++++ DATA

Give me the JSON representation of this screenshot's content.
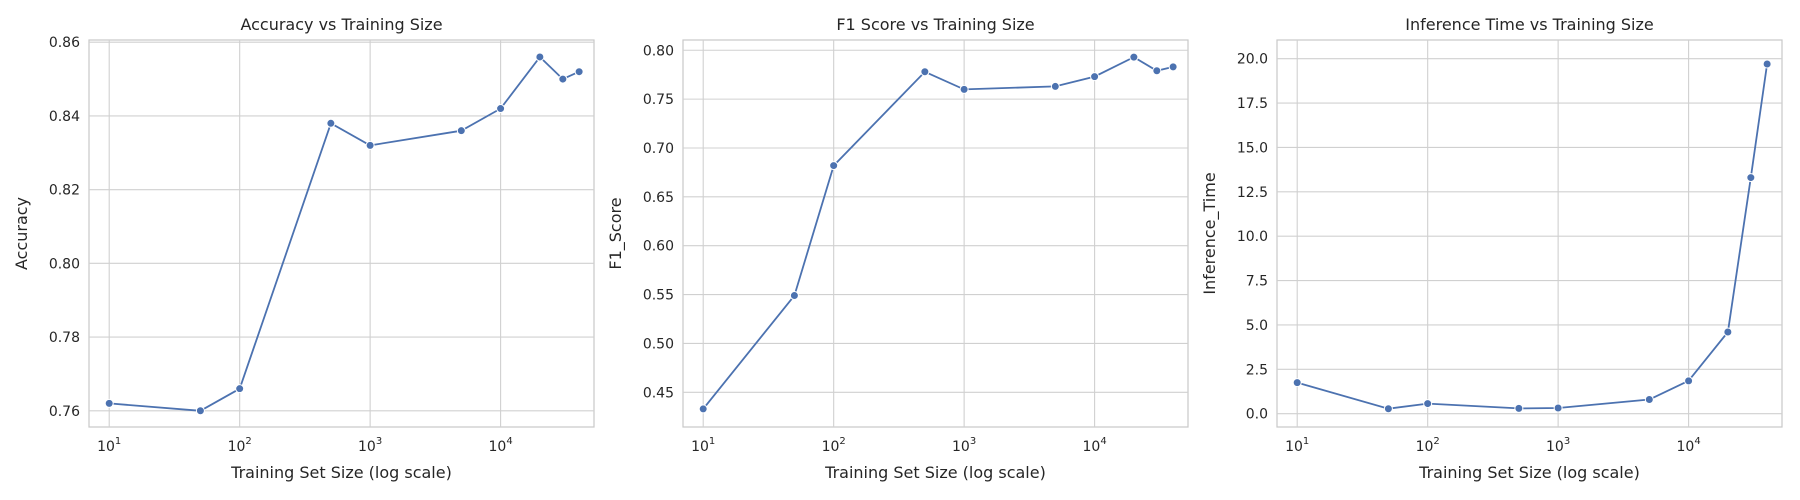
{
  "chart_data": [
    {
      "type": "line",
      "title": "Accuracy vs Training Size",
      "xlabel": "Training Set Size (log scale)",
      "ylabel": "Accuracy",
      "xscale": "log",
      "xlim": [
        7,
        52000
      ],
      "ylim": [
        0.7556,
        0.8606
      ],
      "xticks": [
        {
          "value": 10,
          "base": "10",
          "exp": "1"
        },
        {
          "value": 100,
          "base": "10",
          "exp": "2"
        },
        {
          "value": 1000,
          "base": "10",
          "exp": "3"
        },
        {
          "value": 10000,
          "base": "10",
          "exp": "4"
        }
      ],
      "yticks": [
        0.76,
        0.78,
        0.8,
        0.82,
        0.84,
        0.86
      ],
      "ytick_labels": [
        "0.76",
        "0.78",
        "0.80",
        "0.82",
        "0.84",
        "0.86"
      ],
      "grid": true,
      "series": [
        {
          "x": [
            10,
            50,
            100,
            500,
            1000,
            5000,
            10000,
            20000,
            30000,
            40000
          ],
          "values": [
            0.762,
            0.76,
            0.766,
            0.838,
            0.832,
            0.836,
            0.842,
            0.856,
            0.85,
            0.852
          ]
        }
      ]
    },
    {
      "type": "line",
      "title": "F1 Score vs Training Size",
      "xlabel": "Training Set Size (log scale)",
      "ylabel": "F1_Score",
      "xscale": "log",
      "xlim": [
        7,
        52000
      ],
      "ylim": [
        0.4145,
        0.8105
      ],
      "xticks": [
        {
          "value": 10,
          "base": "10",
          "exp": "1"
        },
        {
          "value": 100,
          "base": "10",
          "exp": "2"
        },
        {
          "value": 1000,
          "base": "10",
          "exp": "3"
        },
        {
          "value": 10000,
          "base": "10",
          "exp": "4"
        }
      ],
      "yticks": [
        0.45,
        0.5,
        0.55,
        0.6,
        0.65,
        0.7,
        0.75,
        0.8
      ],
      "ytick_labels": [
        "0.45",
        "0.50",
        "0.55",
        "0.60",
        "0.65",
        "0.70",
        "0.75",
        "0.80"
      ],
      "grid": true,
      "series": [
        {
          "x": [
            10,
            50,
            100,
            500,
            1000,
            5000,
            10000,
            20000,
            30000,
            40000
          ],
          "values": [
            0.433,
            0.549,
            0.682,
            0.778,
            0.76,
            0.763,
            0.773,
            0.793,
            0.779,
            0.783
          ]
        }
      ]
    },
    {
      "type": "line",
      "title": "Inference Time vs Training Size",
      "xlabel": "Training Set Size (log scale)",
      "ylabel": "Inference_Time",
      "xscale": "log",
      "xlim": [
        7,
        52000
      ],
      "ylim": [
        -0.75,
        21.05
      ],
      "xticks": [
        {
          "value": 10,
          "base": "10",
          "exp": "1"
        },
        {
          "value": 100,
          "base": "10",
          "exp": "2"
        },
        {
          "value": 1000,
          "base": "10",
          "exp": "3"
        },
        {
          "value": 10000,
          "base": "10",
          "exp": "4"
        }
      ],
      "yticks": [
        0,
        2.5,
        5,
        7.5,
        10,
        12.5,
        15,
        17.5,
        20
      ],
      "ytick_labels": [
        "0.0",
        "2.5",
        "5.0",
        "7.5",
        "10.0",
        "12.5",
        "15.0",
        "17.5",
        "20.0"
      ],
      "grid": true,
      "series": [
        {
          "x": [
            10,
            50,
            100,
            500,
            1000,
            5000,
            10000,
            20000,
            30000,
            40000
          ],
          "values": [
            1.75,
            0.28,
            0.57,
            0.3,
            0.32,
            0.8,
            1.85,
            4.6,
            13.3,
            19.7
          ]
        }
      ]
    }
  ]
}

++++++++

▸ GIVEN TASK
All records must be output exactly as they are, except for the pictures, which are left out.

▸ FULL ANSWER
Give me the JSON representation of this screenshot's content.
{
  "chart_data": [
    {
      "type": "line",
      "title": "Accuracy vs Training Size",
      "xlabel": "Training Set Size (log scale)",
      "ylabel": "Accuracy",
      "xscale": "log",
      "xlim": [
        7,
        52000
      ],
      "ylim": [
        0.7556,
        0.8606
      ],
      "xticks": [
        {
          "value": 10,
          "base": "10",
          "exp": "1"
        },
        {
          "value": 100,
          "base": "10",
          "exp": "2"
        },
        {
          "value": 1000,
          "base": "10",
          "exp": "3"
        },
        {
          "value": 10000,
          "base": "10",
          "exp": "4"
        }
      ],
      "yticks": [
        0.76,
        0.78,
        0.8,
        0.82,
        0.84,
        0.86
      ],
      "ytick_labels": [
        "0.76",
        "0.78",
        "0.80",
        "0.82",
        "0.84",
        "0.86"
      ],
      "grid": true,
      "series": [
        {
          "x": [
            10,
            50,
            100,
            500,
            1000,
            5000,
            10000,
            20000,
            30000,
            40000
          ],
          "values": [
            0.762,
            0.76,
            0.766,
            0.838,
            0.832,
            0.836,
            0.842,
            0.856,
            0.85,
            0.852
          ]
        }
      ]
    },
    {
      "type": "line",
      "title": "F1 Score vs Training Size",
      "xlabel": "Training Set Size (log scale)",
      "ylabel": "F1_Score",
      "xscale": "log",
      "xlim": [
        7,
        52000
      ],
      "ylim": [
        0.4145,
        0.8105
      ],
      "xticks": [
        {
          "value": 10,
          "base": "10",
          "exp": "1"
        },
        {
          "value": 100,
          "base": "10",
          "exp": "2"
        },
        {
          "value": 1000,
          "base": "10",
          "exp": "3"
        },
        {
          "value": 10000,
          "base": "10",
          "exp": "4"
        }
      ],
      "yticks": [
        0.45,
        0.5,
        0.55,
        0.6,
        0.65,
        0.7,
        0.75,
        0.8
      ],
      "ytick_labels": [
        "0.45",
        "0.50",
        "0.55",
        "0.60",
        "0.65",
        "0.70",
        "0.75",
        "0.80"
      ],
      "grid": true,
      "series": [
        {
          "x": [
            10,
            50,
            100,
            500,
            1000,
            5000,
            10000,
            20000,
            30000,
            40000
          ],
          "values": [
            0.433,
            0.549,
            0.682,
            0.778,
            0.76,
            0.763,
            0.773,
            0.793,
            0.779,
            0.783
          ]
        }
      ]
    },
    {
      "type": "line",
      "title": "Inference Time vs Training Size",
      "xlabel": "Training Set Size (log scale)",
      "ylabel": "Inference_Time",
      "xscale": "log",
      "xlim": [
        7,
        52000
      ],
      "ylim": [
        -0.75,
        21.05
      ],
      "xticks": [
        {
          "value": 10,
          "base": "10",
          "exp": "1"
        },
        {
          "value": 100,
          "base": "10",
          "exp": "2"
        },
        {
          "value": 1000,
          "base": "10",
          "exp": "3"
        },
        {
          "value": 10000,
          "base": "10",
          "exp": "4"
        }
      ],
      "yticks": [
        0,
        2.5,
        5,
        7.5,
        10,
        12.5,
        15,
        17.5,
        20
      ],
      "ytick_labels": [
        "0.0",
        "2.5",
        "5.0",
        "7.5",
        "10.0",
        "12.5",
        "15.0",
        "17.5",
        "20.0"
      ],
      "grid": true,
      "series": [
        {
          "x": [
            10,
            50,
            100,
            500,
            1000,
            5000,
            10000,
            20000,
            30000,
            40000
          ],
          "values": [
            1.75,
            0.28,
            0.57,
            0.3,
            0.32,
            0.8,
            1.85,
            4.6,
            13.3,
            19.7
          ]
        }
      ]
    }
  ]
}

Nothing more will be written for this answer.